Input rows
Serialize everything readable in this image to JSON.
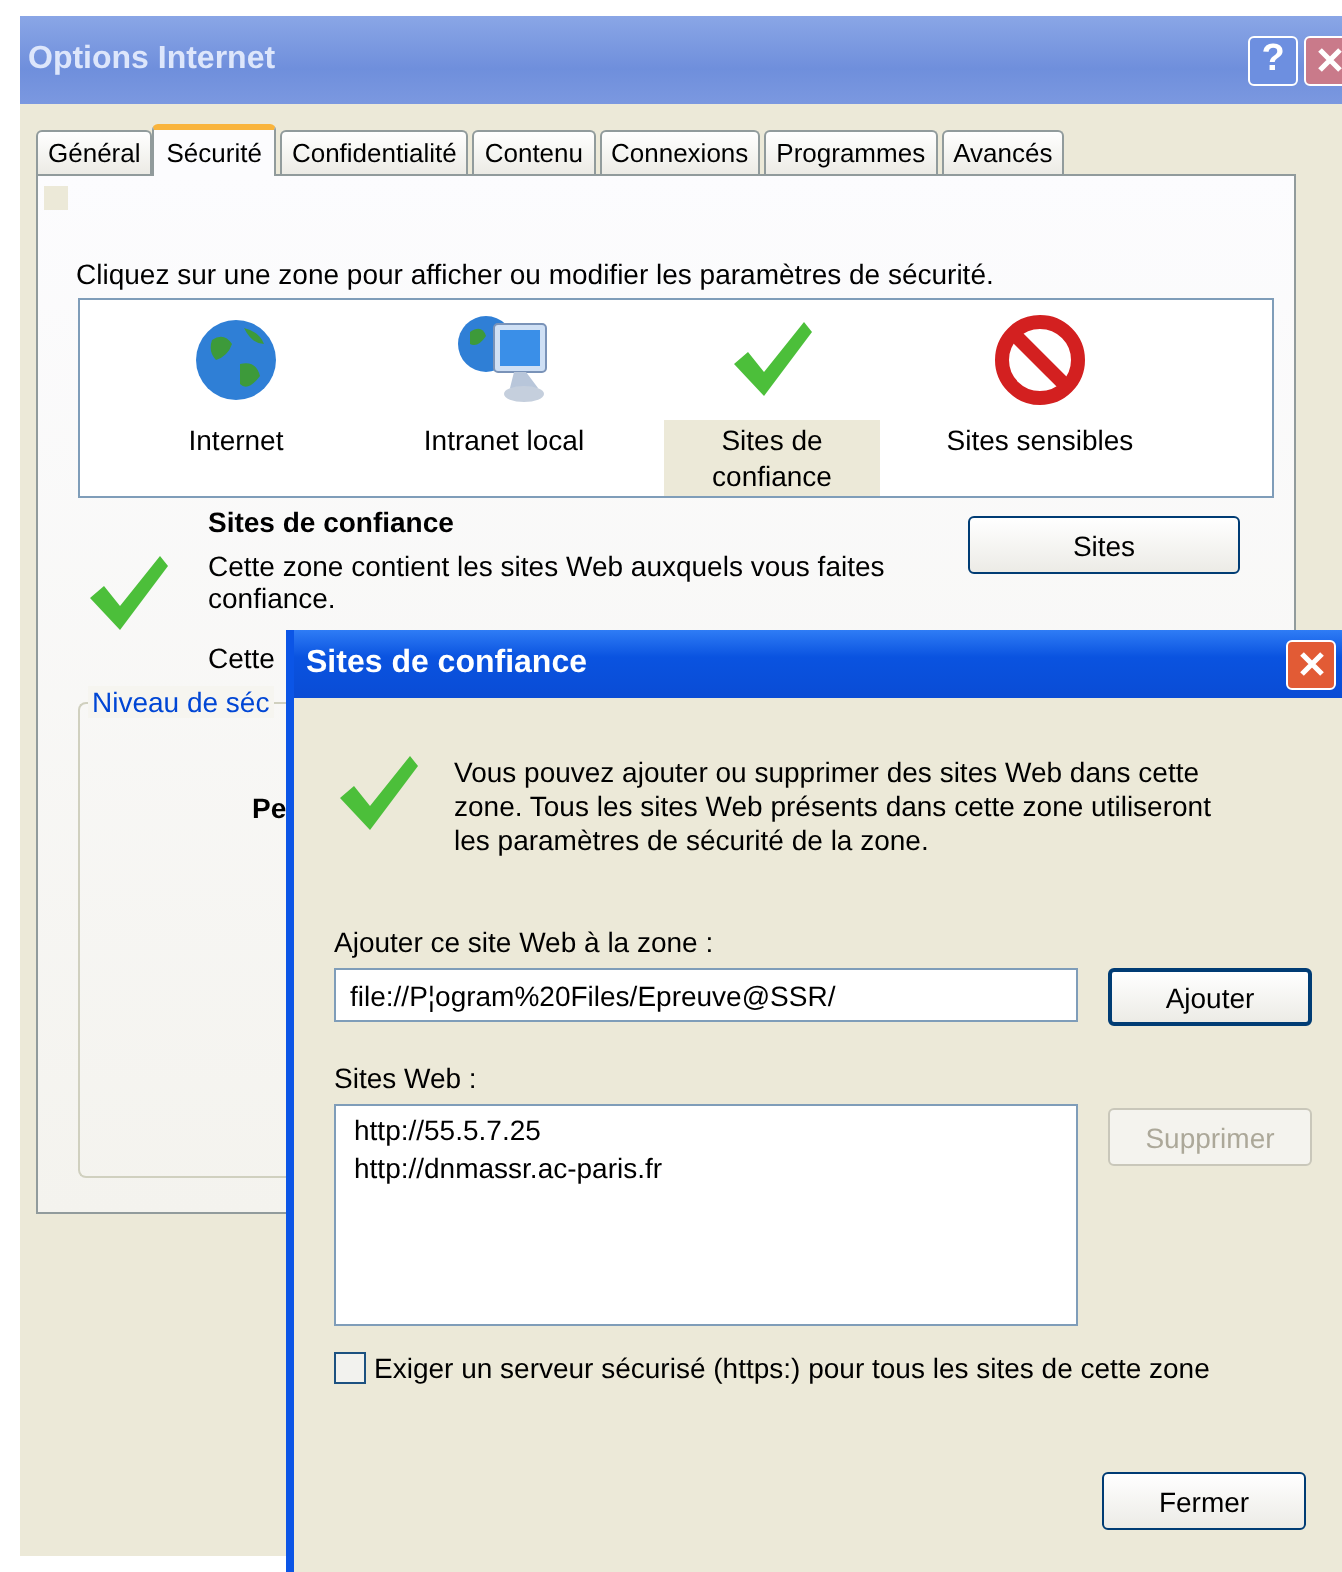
{
  "window": {
    "title": "Options Internet",
    "help_button": "?"
  },
  "tabs": [
    {
      "label": "Général",
      "selected": false
    },
    {
      "label": "Sécurité",
      "selected": true
    },
    {
      "label": "Confidentialité",
      "selected": false
    },
    {
      "label": "Contenu",
      "selected": false
    },
    {
      "label": "Connexions",
      "selected": false
    },
    {
      "label": "Programmes",
      "selected": false
    },
    {
      "label": "Avancés",
      "selected": false
    }
  ],
  "security": {
    "instruction": "Cliquez sur une zone pour afficher ou modifier les paramètres de sécurité.",
    "zones": [
      {
        "label": "Internet",
        "kind": "globe",
        "selected": false
      },
      {
        "label": "Intranet local",
        "kind": "intranet",
        "selected": false
      },
      {
        "label": "Sites de confiance",
        "kind": "check",
        "selected": true
      },
      {
        "label": "Sites sensibles",
        "kind": "blocked",
        "selected": false
      }
    ],
    "zone_title": "Sites de confiance",
    "zone_description": "Cette zone contient les sites Web auxquels vous faites confiance.",
    "sites_button": "Sites",
    "zone_note": "Cette",
    "level_group": "Niveau de séc",
    "level_text": "Pe"
  },
  "dialog": {
    "title": "Sites de confiance",
    "description": "Vous pouvez ajouter ou supprimer des sites Web dans cette zone. Tous les sites Web présents dans cette zone utiliseront les paramètres de sécurité de la zone.",
    "add_label": "Ajouter ce site Web à la zone :",
    "add_value": "file://P¦ogram%20Files/Epreuve@SSR/",
    "add_button": "Ajouter",
    "list_label": "Sites Web :",
    "sites": [
      "http://55.5.7.25",
      "http://dnmassr.ac-paris.fr"
    ],
    "remove_button": {
      "label": "Supprimer",
      "disabled": true
    },
    "https_required": {
      "label": "Exiger un serveur sécurisé (https:) pour tous les sites de cette zone",
      "checked": false
    },
    "close_button": "Fermer"
  }
}
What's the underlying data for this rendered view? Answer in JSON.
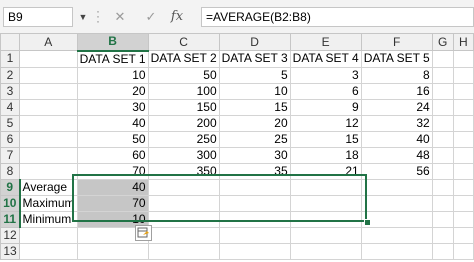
{
  "name_box": {
    "value": "B9"
  },
  "formula_bar": {
    "cancel_icon": "close-icon",
    "enter_icon": "check-icon",
    "fx_label": "fx",
    "formula": "=AVERAGE(B2:B8)"
  },
  "columns": [
    "A",
    "B",
    "C",
    "D",
    "E",
    "F",
    "G",
    "H"
  ],
  "rows": [
    {
      "n": "1",
      "a": "",
      "b": "DATA SET 1",
      "c": "DATA SET 2",
      "d": "DATA SET 3",
      "e": "DATA SET 4",
      "f": "DATA SET 5"
    },
    {
      "n": "2",
      "a": "",
      "b": "10",
      "c": "50",
      "d": "5",
      "e": "3",
      "f": "8"
    },
    {
      "n": "3",
      "a": "",
      "b": "20",
      "c": "100",
      "d": "10",
      "e": "6",
      "f": "16"
    },
    {
      "n": "4",
      "a": "",
      "b": "30",
      "c": "150",
      "d": "15",
      "e": "9",
      "f": "24"
    },
    {
      "n": "5",
      "a": "",
      "b": "40",
      "c": "200",
      "d": "20",
      "e": "12",
      "f": "32"
    },
    {
      "n": "6",
      "a": "",
      "b": "50",
      "c": "250",
      "d": "25",
      "e": "15",
      "f": "40"
    },
    {
      "n": "7",
      "a": "",
      "b": "60",
      "c": "300",
      "d": "30",
      "e": "18",
      "f": "48"
    },
    {
      "n": "8",
      "a": "",
      "b": "70",
      "c": "350",
      "d": "35",
      "e": "21",
      "f": "56"
    },
    {
      "n": "9",
      "a": "Average",
      "b": "40",
      "c": "",
      "d": "",
      "e": "",
      "f": ""
    },
    {
      "n": "10",
      "a": "Maximum",
      "b": "70",
      "c": "",
      "d": "",
      "e": "",
      "f": ""
    },
    {
      "n": "11",
      "a": "Minimum",
      "b": "10",
      "c": "",
      "d": "",
      "e": "",
      "f": ""
    },
    {
      "n": "12",
      "a": "",
      "b": "",
      "c": "",
      "d": "",
      "e": "",
      "f": ""
    },
    {
      "n": "13",
      "a": "",
      "b": "",
      "c": "",
      "d": "",
      "e": "",
      "f": ""
    }
  ],
  "colors": {
    "selection": "#217346",
    "shaded_cell": "#c6c6c6",
    "header_bg": "#f0f0f0"
  },
  "quick_analysis": {
    "icon": "quick-analysis-icon"
  }
}
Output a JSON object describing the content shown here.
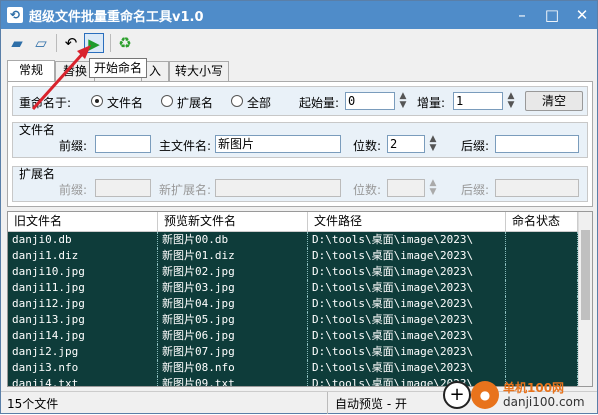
{
  "window": {
    "title": "超级文件批量重命名工具v1.0"
  },
  "tooltip": "开始命名",
  "tabs": [
    "常规",
    "替换",
    "入",
    "转大小写"
  ],
  "mode": {
    "label": "重命名于:",
    "options": [
      "文件名",
      "扩展名",
      "全部"
    ],
    "start_label": "起始量:",
    "start_value": "0",
    "inc_label": "增量:",
    "inc_value": "1",
    "clear_label": "清空"
  },
  "filename": {
    "legend": "文件名",
    "prefix_label": "前缀:",
    "prefix_value": "",
    "main_label": "主文件名:",
    "main_value": "新图片",
    "digits_label": "位数:",
    "digits_value": "2",
    "suffix_label": "后缀:",
    "suffix_value": ""
  },
  "extension": {
    "legend": "扩展名",
    "prefix_label": "前缀:",
    "main_label": "新扩展名:",
    "digits_label": "位数:",
    "suffix_label": "后缀:"
  },
  "table": {
    "columns": [
      "旧文件名",
      "预览新文件名",
      "文件路径",
      "命名状态"
    ],
    "rows": [
      {
        "old": "danji0.db",
        "new": "新图片00.db",
        "path": "D:\\tools\\桌面\\image\\2023\\",
        "status": ""
      },
      {
        "old": "danji1.diz",
        "new": "新图片01.diz",
        "path": "D:\\tools\\桌面\\image\\2023\\",
        "status": ""
      },
      {
        "old": "danji10.jpg",
        "new": "新图片02.jpg",
        "path": "D:\\tools\\桌面\\image\\2023\\",
        "status": ""
      },
      {
        "old": "danji11.jpg",
        "new": "新图片03.jpg",
        "path": "D:\\tools\\桌面\\image\\2023\\",
        "status": ""
      },
      {
        "old": "danji12.jpg",
        "new": "新图片04.jpg",
        "path": "D:\\tools\\桌面\\image\\2023\\",
        "status": ""
      },
      {
        "old": "danji13.jpg",
        "new": "新图片05.jpg",
        "path": "D:\\tools\\桌面\\image\\2023\\",
        "status": ""
      },
      {
        "old": "danji14.jpg",
        "new": "新图片06.jpg",
        "path": "D:\\tools\\桌面\\image\\2023\\",
        "status": ""
      },
      {
        "old": "danji2.jpg",
        "new": "新图片07.jpg",
        "path": "D:\\tools\\桌面\\image\\2023\\",
        "status": ""
      },
      {
        "old": "danji3.nfo",
        "new": "新图片08.nfo",
        "path": "D:\\tools\\桌面\\image\\2023\\",
        "status": ""
      },
      {
        "old": "danji4.txt",
        "new": "新图片09.txt",
        "path": "D:\\tools\\桌面\\image\\2023\\",
        "status": ""
      }
    ]
  },
  "status": {
    "count": "15个文件",
    "preview": "自动预览 - 开"
  },
  "watermark": {
    "line1": "单机100网",
    "line2": "danji100.com"
  },
  "colors": {
    "titlebar": "#4f8cc9",
    "row_bg": "#0e3c3a",
    "panel_bg": "#e9f1f8",
    "arrow": "#d9232d"
  }
}
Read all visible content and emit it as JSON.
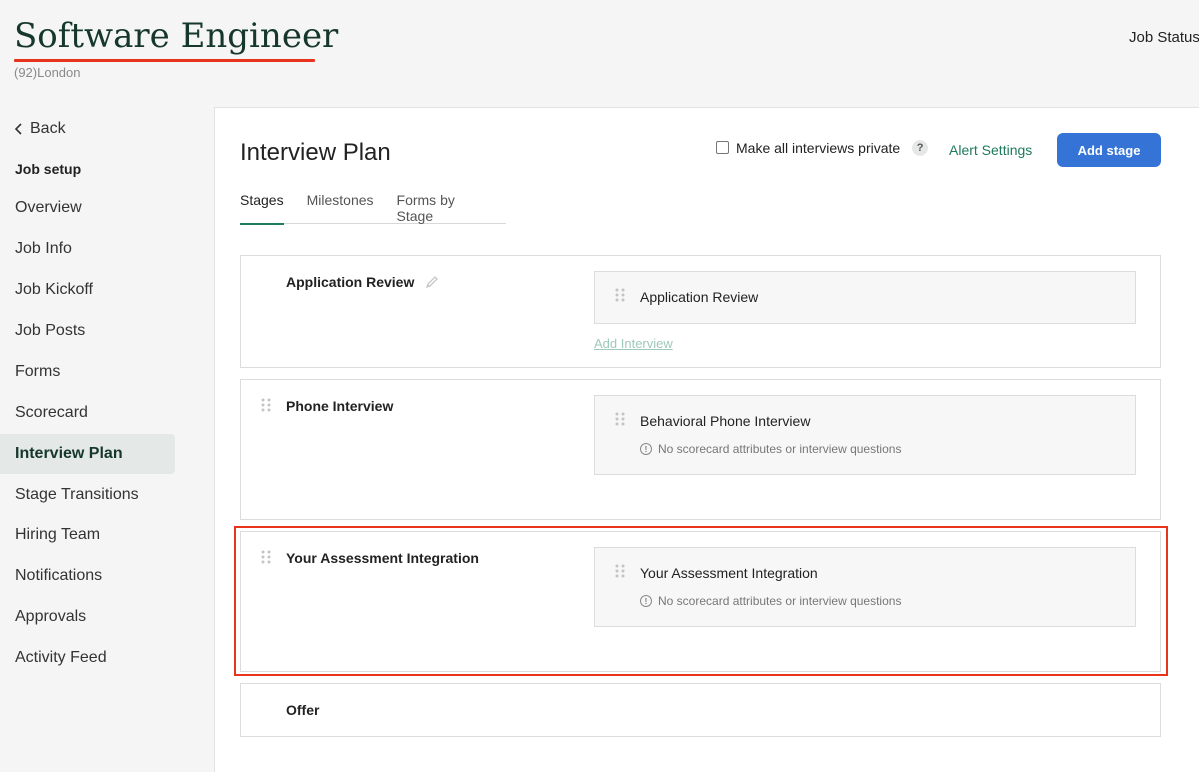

Instructions for the task
Each record must be quoted in full and exactly. Do not include the pictures.

Answer to the task
Serialize everything readable in this image to JSON.
{
  "window": {
    "title": "Options Internet",
    "help_button": "?"
  },
  "tabs": [
    {
      "label": "Général",
      "selected": false
    },
    {
      "label": "Sécurité",
      "selected": true
    },
    {
      "label": "Confidentialité",
      "selected": false
    },
    {
      "label": "Contenu",
      "selected": false
    },
    {
      "label": "Connexions",
      "selected": false
    },
    {
      "label": "Programmes",
      "selected": false
    },
    {
      "label": "Avancés",
      "selected": false
    }
  ],
  "security": {
    "instruction": "Cliquez sur une zone pour afficher ou modifier les paramètres de sécurité.",
    "zones": [
      {
        "label": "Internet",
        "kind": "globe",
        "selected": false
      },
      {
        "label": "Intranet local",
        "kind": "intranet",
        "selected": false
      },
      {
        "label": "Sites de confiance",
        "kind": "check",
        "selected": true
      },
      {
        "label": "Sites sensibles",
        "kind": "blocked",
        "selected": false
      }
    ],
    "zone_title": "Sites de confiance",
    "zone_description": "Cette zone contient les sites Web auxquels vous faites confiance.",
    "sites_button": "Sites",
    "zone_note": "Cette",
    "level_group": "Niveau de séc",
    "level_text": "Pe"
  },
  "dialog": {
    "title": "Sites de confiance",
    "description": "Vous pouvez ajouter ou supprimer des sites Web dans cette zone. Tous les sites Web présents dans cette zone utiliseront les paramètres de sécurité de la zone.",
    "add_label": "Ajouter ce site Web à la zone :",
    "add_value": "file://P¦ogram%20Files/Epreuve@SSR/",
    "add_button": "Ajouter",
    "list_label": "Sites Web :",
    "sites": [
      "http://55.5.7.25",
      "http://dnmassr.ac-paris.fr"
    ],
    "remove_button": {
      "label": "Supprimer",
      "disabled": true
    },
    "https_required": {
      "label": "Exiger un serveur sécurisé (https:) pour tous les sites de cette zone",
      "checked": false
    },
    "close_button": "Fermer"
  }
}
What's the underlying data for this rendered view? Answer in JSON.
{
  "name_box": {
    "value": "B9"
  },
  "formula_bar": {
    "cancel_icon": "close-icon",
    "enter_icon": "check-icon",
    "fx_label": "fx",
    "formula": "=AVERAGE(B2:B8)"
  },
  "columns": [
    "A",
    "B",
    "C",
    "D",
    "E",
    "F",
    "G",
    "H"
  ],
  "rows": [
    {
      "n": "1",
      "a": "",
      "b": "DATA SET 1",
      "c": "DATA SET 2",
      "d": "DATA SET 3",
      "e": "DATA SET 4",
      "f": "DATA SET 5"
    },
    {
      "n": "2",
      "a": "",
      "b": "10",
      "c": "50",
      "d": "5",
      "e": "3",
      "f": "8"
    },
    {
      "n": "3",
      "a": "",
      "b": "20",
      "c": "100",
      "d": "10",
      "e": "6",
      "f": "16"
    },
    {
      "n": "4",
      "a": "",
      "b": "30",
      "c": "150",
      "d": "15",
      "e": "9",
      "f": "24"
    },
    {
      "n": "5",
      "a": "",
      "b": "40",
      "c": "200",
      "d": "20",
      "e": "12",
      "f": "32"
    },
    {
      "n": "6",
      "a": "",
      "b": "50",
      "c": "250",
      "d": "25",
      "e": "15",
      "f": "40"
    },
    {
      "n": "7",
      "a": "",
      "b": "60",
      "c": "300",
      "d": "30",
      "e": "18",
      "f": "48"
    },
    {
      "n": "8",
      "a": "",
      "b": "70",
      "c": "350",
      "d": "35",
      "e": "21",
      "f": "56"
    },
    {
      "n": "9",
      "a": "Average",
      "b": "40",
      "c": "",
      "d": "",
      "e": "",
      "f": ""
    },
    {
      "n": "10",
      "a": "Maximum",
      "b": "70",
      "c": "",
      "d": "",
      "e": "",
      "f": ""
    },
    {
      "n": "11",
      "a": "Minimum",
      "b": "10",
      "c": "",
      "d": "",
      "e": "",
      "f": ""
    },
    {
      "n": "12",
      "a": "",
      "b": "",
      "c": "",
      "d": "",
      "e": "",
      "f": ""
    },
    {
      "n": "13",
      "a": "",
      "b": "",
      "c": "",
      "d": "",
      "e": "",
      "f": ""
    }
  ],
  "colors": {
    "selection": "#217346",
    "shaded_cell": "#c6c6c6",
    "header_bg": "#f0f0f0"
  },
  "quick_analysis": {
    "icon": "quick-analysis-icon"
  }
}
Output a JSON object describing the content shown here.
{
  "window": {
    "title": "超级文件批量重命名工具v1.0"
  },
  "tooltip": "开始命名",
  "tabs": [
    "常规",
    "替换",
    "入",
    "转大小写"
  ],
  "mode": {
    "label": "重命名于:",
    "options": [
      "文件名",
      "扩展名",
      "全部"
    ],
    "start_label": "起始量:",
    "start_value": "0",
    "inc_label": "增量:",
    "inc_value": "1",
    "clear_label": "清空"
  },
  "filename": {
    "legend": "文件名",
    "prefix_label": "前缀:",
    "prefix_value": "",
    "main_label": "主文件名:",
    "main_value": "新图片",
    "digits_label": "位数:",
    "digits_value": "2",
    "suffix_label": "后缀:",
    "suffix_value": ""
  },
  "extension": {
    "legend": "扩展名",
    "prefix_label": "前缀:",
    "main_label": "新扩展名:",
    "digits_label": "位数:",
    "suffix_label": "后缀:"
  },
  "table": {
    "columns": [
      "旧文件名",
      "预览新文件名",
      "文件路径",
      "命名状态"
    ],
    "rows": [
      {
        "old": "danji0.db",
        "new": "新图片00.db",
        "path": "D:\\tools\\桌面\\image\\2023\\",
        "status": ""
      },
      {
        "old": "danji1.diz",
        "new": "新图片01.diz",
        "path": "D:\\tools\\桌面\\image\\2023\\",
        "status": ""
      },
      {
        "old": "danji10.jpg",
        "new": "新图片02.jpg",
        "path": "D:\\tools\\桌面\\image\\2023\\",
        "status": ""
      },
      {
        "old": "danji11.jpg",
        "new": "新图片03.jpg",
        "path": "D:\\tools\\桌面\\image\\2023\\",
        "status": ""
      },
      {
        "old": "danji12.jpg",
        "new": "新图片04.jpg",
        "path": "D:\\tools\\桌面\\image\\2023\\",
        "status": ""
      },
      {
        "old": "danji13.jpg",
        "new": "新图片05.jpg",
        "path": "D:\\tools\\桌面\\image\\2023\\",
        "status": ""
      },
      {
        "old": "danji14.jpg",
        "new": "新图片06.jpg",
        "path": "D:\\tools\\桌面\\image\\2023\\",
        "status": ""
      },
      {
        "old": "danji2.jpg",
        "new": "新图片07.jpg",
        "path": "D:\\tools\\桌面\\image\\2023\\",
        "status": ""
      },
      {
        "old": "danji3.nfo",
        "new": "新图片08.nfo",
        "path": "D:\\tools\\桌面\\image\\2023\\",
        "status": ""
      },
      {
        "old": "danji4.txt",
        "new": "新图片09.txt",
        "path": "D:\\tools\\桌面\\image\\2023\\",
        "status": ""
      }
    ]
  },
  "status": {
    "count": "15个文件",
    "preview": "自动预览 - 开"
  },
  "watermark": {
    "line1": "单机100网",
    "line2": "danji100.com"
  },
  "colors": {
    "titlebar": "#4f8cc9",
    "row_bg": "#0e3c3a",
    "panel_bg": "#e9f1f8",
    "arrow": "#d9232d"
  }
}
Read all visible content and emit it as JSON.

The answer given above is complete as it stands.